-------- Task data --------

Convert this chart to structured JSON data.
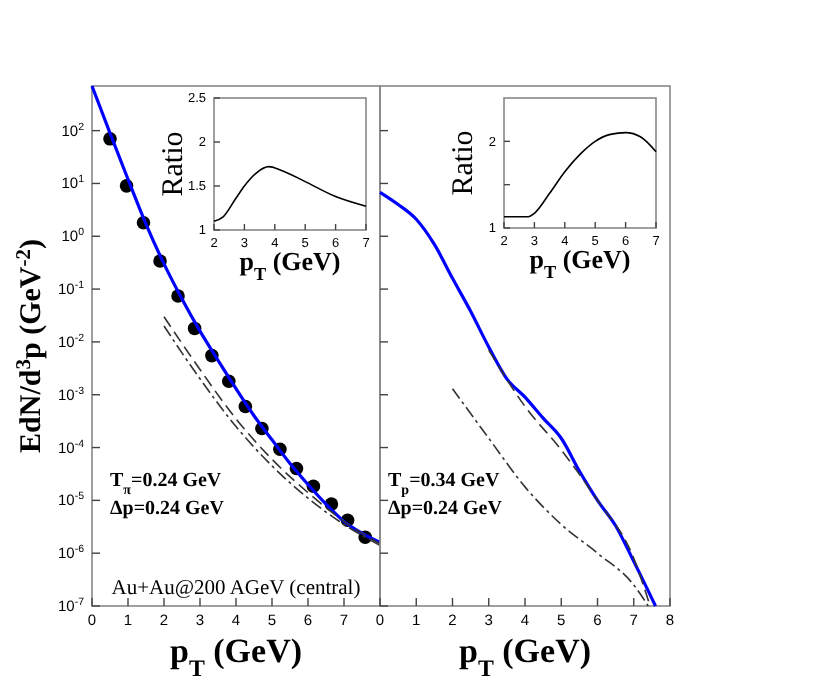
{
  "chart_data": [
    {
      "type": "line",
      "xlabel": "p$_{T}$ (GeV)",
      "ylabel": "EdN/d$^{3}$p (GeV$^{-2}$)",
      "log": "y",
      "xlim": [
        0,
        8
      ],
      "ylim": [
        1e-07,
        700
      ],
      "xticks": [
        0,
        1,
        2,
        3,
        4,
        5,
        6,
        7
      ],
      "yticks": [
        {
          "value": 1e-07,
          "label": "10$^{-7}$"
        },
        {
          "value": 1e-06,
          "label": "10$^{-6}$"
        },
        {
          "value": 1e-05,
          "label": "10$^{-5}$"
        },
        {
          "value": 0.0001,
          "label": "10$^{-4}$"
        },
        {
          "value": 0.001,
          "label": "10$^{-3}$"
        },
        {
          "value": 0.01,
          "label": "10$^{-2}$"
        },
        {
          "value": 0.1,
          "label": "10$^{-1}$"
        },
        {
          "value": 1,
          "label": "10$^{0}$"
        },
        {
          "value": 10,
          "label": "10$^{1}$"
        },
        {
          "value": 100,
          "label": "10$^{2}$"
        }
      ],
      "annotations": [
        "T$_{π}$=0.24 GeV",
        "Δp=0.24 GeV",
        "Au+Au@200 AGeV (central)"
      ],
      "series": [
        {
          "type": "scatter",
          "marker": "circle",
          "color": "#000000",
          "x": [
            0.5,
            0.96,
            1.43,
            1.89,
            2.39,
            2.85,
            3.33,
            3.8,
            4.26,
            4.72,
            5.22,
            5.68,
            6.15,
            6.65,
            7.1,
            7.59
          ],
          "values": [
            70,
            9,
            1.8,
            0.34,
            0.074,
            0.018,
            0.0055,
            0.0018,
            0.0006,
            0.00023,
            9.3e-05,
            4e-05,
            1.85e-05,
            8.5e-06,
            4.2e-06,
            2e-06
          ]
        },
        {
          "line_style": "solid",
          "color": "#0000ff",
          "x": [
            0,
            0.5,
            1,
            1.5,
            2,
            2.5,
            3,
            3.5,
            4,
            4.5,
            5,
            5.5,
            6,
            6.5,
            7,
            7.5,
            8
          ],
          "values": [
            700,
            90,
            12,
            1.7,
            0.3,
            0.065,
            0.016,
            0.0045,
            0.0013,
            0.0004,
            0.00014,
            5e-05,
            2e-05,
            8.5e-06,
            4e-06,
            2.4e-06,
            1.6e-06
          ]
        },
        {
          "line_style": "dashed",
          "color": "#333333",
          "x": [
            2,
            3,
            4,
            5,
            6,
            7,
            8
          ],
          "values": [
            0.03,
            0.003,
            0.00035,
            6e-05,
            1.4e-05,
            4e-06,
            1.5e-06
          ]
        },
        {
          "line_style": "dashdot",
          "color": "#333333",
          "x": [
            2,
            3,
            4,
            5,
            6,
            7,
            8
          ],
          "values": [
            0.02,
            0.002,
            0.00025,
            4.5e-05,
            1.1e-05,
            3.5e-06,
            1.4e-06
          ]
        }
      ]
    },
    {
      "type": "line",
      "xlabel": "p$_{T}$ (GeV)",
      "ylabel": "Ratio",
      "xlim": [
        2,
        7
      ],
      "ylim": [
        1,
        2.5
      ],
      "xticks": [
        2,
        3,
        4,
        5,
        6,
        7
      ],
      "yticks": [
        1,
        1.5,
        2,
        2.5
      ],
      "series": [
        {
          "line_style": "solid",
          "color": "#000000",
          "x": [
            2,
            2.3,
            2.7,
            3,
            3.4,
            3.8,
            4.2,
            5,
            6,
            7
          ],
          "values": [
            1.1,
            1.15,
            1.35,
            1.5,
            1.65,
            1.72,
            1.68,
            1.55,
            1.38,
            1.27
          ]
        }
      ]
    },
    {
      "type": "line",
      "xlabel": "p$_{T}$ (GeV)",
      "log": "y",
      "xlim": [
        0,
        8
      ],
      "ylim": [
        1e-07,
        700
      ],
      "xticks": [
        0,
        1,
        2,
        3,
        4,
        5,
        6,
        7,
        8
      ],
      "yticks": [
        1e-07,
        1e-06,
        1e-05,
        0.0001,
        0.001,
        0.01,
        0.1,
        1,
        10,
        100
      ],
      "tick_labels": "x",
      "annotations": [
        "T$_{p}$=0.34 GeV",
        "Δp=0.24 GeV"
      ],
      "series": [
        {
          "line_style": "solid",
          "color": "#0000ff",
          "x": [
            0,
            0.5,
            1,
            1.5,
            2,
            2.5,
            3,
            3.5,
            4,
            4.5,
            5,
            5.5,
            6,
            6.5,
            7,
            7.6
          ],
          "values": [
            6.8,
            4,
            2.1,
            0.7,
            0.16,
            0.038,
            0.008,
            0.002,
            0.0009,
            0.00036,
            0.00015,
            3.6e-05,
            1e-05,
            3.3e-06,
            7e-07,
            1e-07
          ]
        },
        {
          "line_style": "dashed",
          "color": "#333333",
          "x": [
            3,
            4,
            5,
            6,
            7,
            7.45
          ],
          "values": [
            0.007,
            0.0006,
            9e-05,
            1e-05,
            8e-07,
            1e-07
          ]
        },
        {
          "line_style": "dashdot",
          "color": "#333333",
          "x": [
            2,
            3,
            4,
            5,
            6,
            7,
            7.4
          ],
          "values": [
            0.0013,
            0.00015,
            1.8e-05,
            3.5e-06,
            1e-06,
            2.5e-07,
            1e-07
          ]
        }
      ]
    },
    {
      "type": "line",
      "xlabel": "p$_{T}$ (GeV)",
      "ylabel": "Ratio",
      "xlim": [
        2,
        7
      ],
      "ylim": [
        1,
        2.5
      ],
      "xticks": [
        2,
        3,
        4,
        5,
        6,
        7
      ],
      "yticks": [
        1,
        {
          "value": 1.5,
          "label": null
        },
        2
      ],
      "series": [
        {
          "line_style": "solid",
          "color": "#000000",
          "x": [
            2,
            2.8,
            3,
            3.5,
            4,
            4.5,
            5,
            5.5,
            6,
            6.5,
            7
          ],
          "values": [
            1.13,
            1.13,
            1.17,
            1.4,
            1.65,
            1.85,
            2.0,
            2.08,
            2.1,
            2.05,
            1.88
          ]
        }
      ]
    }
  ]
}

--------

**Exercise details:** Replicate the material above verbatim; images stay out of the copy.

**Complete answer:**
Convert this chart to structured JSON data.
{
  "chart_data": [
    {
      "type": "line",
      "xlabel": "p$_{T}$ (GeV)",
      "ylabel": "EdN/d$^{3}$p (GeV$^{-2}$)",
      "log": "y",
      "xlim": [
        0,
        8
      ],
      "ylim": [
        1e-07,
        700
      ],
      "xticks": [
        0,
        1,
        2,
        3,
        4,
        5,
        6,
        7
      ],
      "yticks": [
        {
          "value": 1e-07,
          "label": "10$^{-7}$"
        },
        {
          "value": 1e-06,
          "label": "10$^{-6}$"
        },
        {
          "value": 1e-05,
          "label": "10$^{-5}$"
        },
        {
          "value": 0.0001,
          "label": "10$^{-4}$"
        },
        {
          "value": 0.001,
          "label": "10$^{-3}$"
        },
        {
          "value": 0.01,
          "label": "10$^{-2}$"
        },
        {
          "value": 0.1,
          "label": "10$^{-1}$"
        },
        {
          "value": 1,
          "label": "10$^{0}$"
        },
        {
          "value": 10,
          "label": "10$^{1}$"
        },
        {
          "value": 100,
          "label": "10$^{2}$"
        }
      ],
      "annotations": [
        "T$_{π}$=0.24 GeV",
        "Δp=0.24 GeV",
        "Au+Au@200 AGeV (central)"
      ],
      "series": [
        {
          "type": "scatter",
          "marker": "circle",
          "color": "#000000",
          "x": [
            0.5,
            0.96,
            1.43,
            1.89,
            2.39,
            2.85,
            3.33,
            3.8,
            4.26,
            4.72,
            5.22,
            5.68,
            6.15,
            6.65,
            7.1,
            7.59
          ],
          "values": [
            70,
            9,
            1.8,
            0.34,
            0.074,
            0.018,
            0.0055,
            0.0018,
            0.0006,
            0.00023,
            9.3e-05,
            4e-05,
            1.85e-05,
            8.5e-06,
            4.2e-06,
            2e-06
          ]
        },
        {
          "line_style": "solid",
          "color": "#0000ff",
          "x": [
            0,
            0.5,
            1,
            1.5,
            2,
            2.5,
            3,
            3.5,
            4,
            4.5,
            5,
            5.5,
            6,
            6.5,
            7,
            7.5,
            8
          ],
          "values": [
            700,
            90,
            12,
            1.7,
            0.3,
            0.065,
            0.016,
            0.0045,
            0.0013,
            0.0004,
            0.00014,
            5e-05,
            2e-05,
            8.5e-06,
            4e-06,
            2.4e-06,
            1.6e-06
          ]
        },
        {
          "line_style": "dashed",
          "color": "#333333",
          "x": [
            2,
            3,
            4,
            5,
            6,
            7,
            8
          ],
          "values": [
            0.03,
            0.003,
            0.00035,
            6e-05,
            1.4e-05,
            4e-06,
            1.5e-06
          ]
        },
        {
          "line_style": "dashdot",
          "color": "#333333",
          "x": [
            2,
            3,
            4,
            5,
            6,
            7,
            8
          ],
          "values": [
            0.02,
            0.002,
            0.00025,
            4.5e-05,
            1.1e-05,
            3.5e-06,
            1.4e-06
          ]
        }
      ]
    },
    {
      "type": "line",
      "xlabel": "p$_{T}$ (GeV)",
      "ylabel": "Ratio",
      "xlim": [
        2,
        7
      ],
      "ylim": [
        1,
        2.5
      ],
      "xticks": [
        2,
        3,
        4,
        5,
        6,
        7
      ],
      "yticks": [
        1,
        1.5,
        2,
        2.5
      ],
      "series": [
        {
          "line_style": "solid",
          "color": "#000000",
          "x": [
            2,
            2.3,
            2.7,
            3,
            3.4,
            3.8,
            4.2,
            5,
            6,
            7
          ],
          "values": [
            1.1,
            1.15,
            1.35,
            1.5,
            1.65,
            1.72,
            1.68,
            1.55,
            1.38,
            1.27
          ]
        }
      ]
    },
    {
      "type": "line",
      "xlabel": "p$_{T}$ (GeV)",
      "log": "y",
      "xlim": [
        0,
        8
      ],
      "ylim": [
        1e-07,
        700
      ],
      "xticks": [
        0,
        1,
        2,
        3,
        4,
        5,
        6,
        7,
        8
      ],
      "yticks": [
        1e-07,
        1e-06,
        1e-05,
        0.0001,
        0.001,
        0.01,
        0.1,
        1,
        10,
        100
      ],
      "tick_labels": "x",
      "annotations": [
        "T$_{p}$=0.34 GeV",
        "Δp=0.24 GeV"
      ],
      "series": [
        {
          "line_style": "solid",
          "color": "#0000ff",
          "x": [
            0,
            0.5,
            1,
            1.5,
            2,
            2.5,
            3,
            3.5,
            4,
            4.5,
            5,
            5.5,
            6,
            6.5,
            7,
            7.6
          ],
          "values": [
            6.8,
            4,
            2.1,
            0.7,
            0.16,
            0.038,
            0.008,
            0.002,
            0.0009,
            0.00036,
            0.00015,
            3.6e-05,
            1e-05,
            3.3e-06,
            7e-07,
            1e-07
          ]
        },
        {
          "line_style": "dashed",
          "color": "#333333",
          "x": [
            3,
            4,
            5,
            6,
            7,
            7.45
          ],
          "values": [
            0.007,
            0.0006,
            9e-05,
            1e-05,
            8e-07,
            1e-07
          ]
        },
        {
          "line_style": "dashdot",
          "color": "#333333",
          "x": [
            2,
            3,
            4,
            5,
            6,
            7,
            7.4
          ],
          "values": [
            0.0013,
            0.00015,
            1.8e-05,
            3.5e-06,
            1e-06,
            2.5e-07,
            1e-07
          ]
        }
      ]
    },
    {
      "type": "line",
      "xlabel": "p$_{T}$ (GeV)",
      "ylabel": "Ratio",
      "xlim": [
        2,
        7
      ],
      "ylim": [
        1,
        2.5
      ],
      "xticks": [
        2,
        3,
        4,
        5,
        6,
        7
      ],
      "yticks": [
        1,
        {
          "value": 1.5,
          "label": null
        },
        2
      ],
      "series": [
        {
          "line_style": "solid",
          "color": "#000000",
          "x": [
            2,
            2.8,
            3,
            3.5,
            4,
            4.5,
            5,
            5.5,
            6,
            6.5,
            7
          ],
          "values": [
            1.13,
            1.13,
            1.17,
            1.4,
            1.65,
            1.85,
            2.0,
            2.08,
            2.1,
            2.05,
            1.88
          ]
        }
      ]
    }
  ]
}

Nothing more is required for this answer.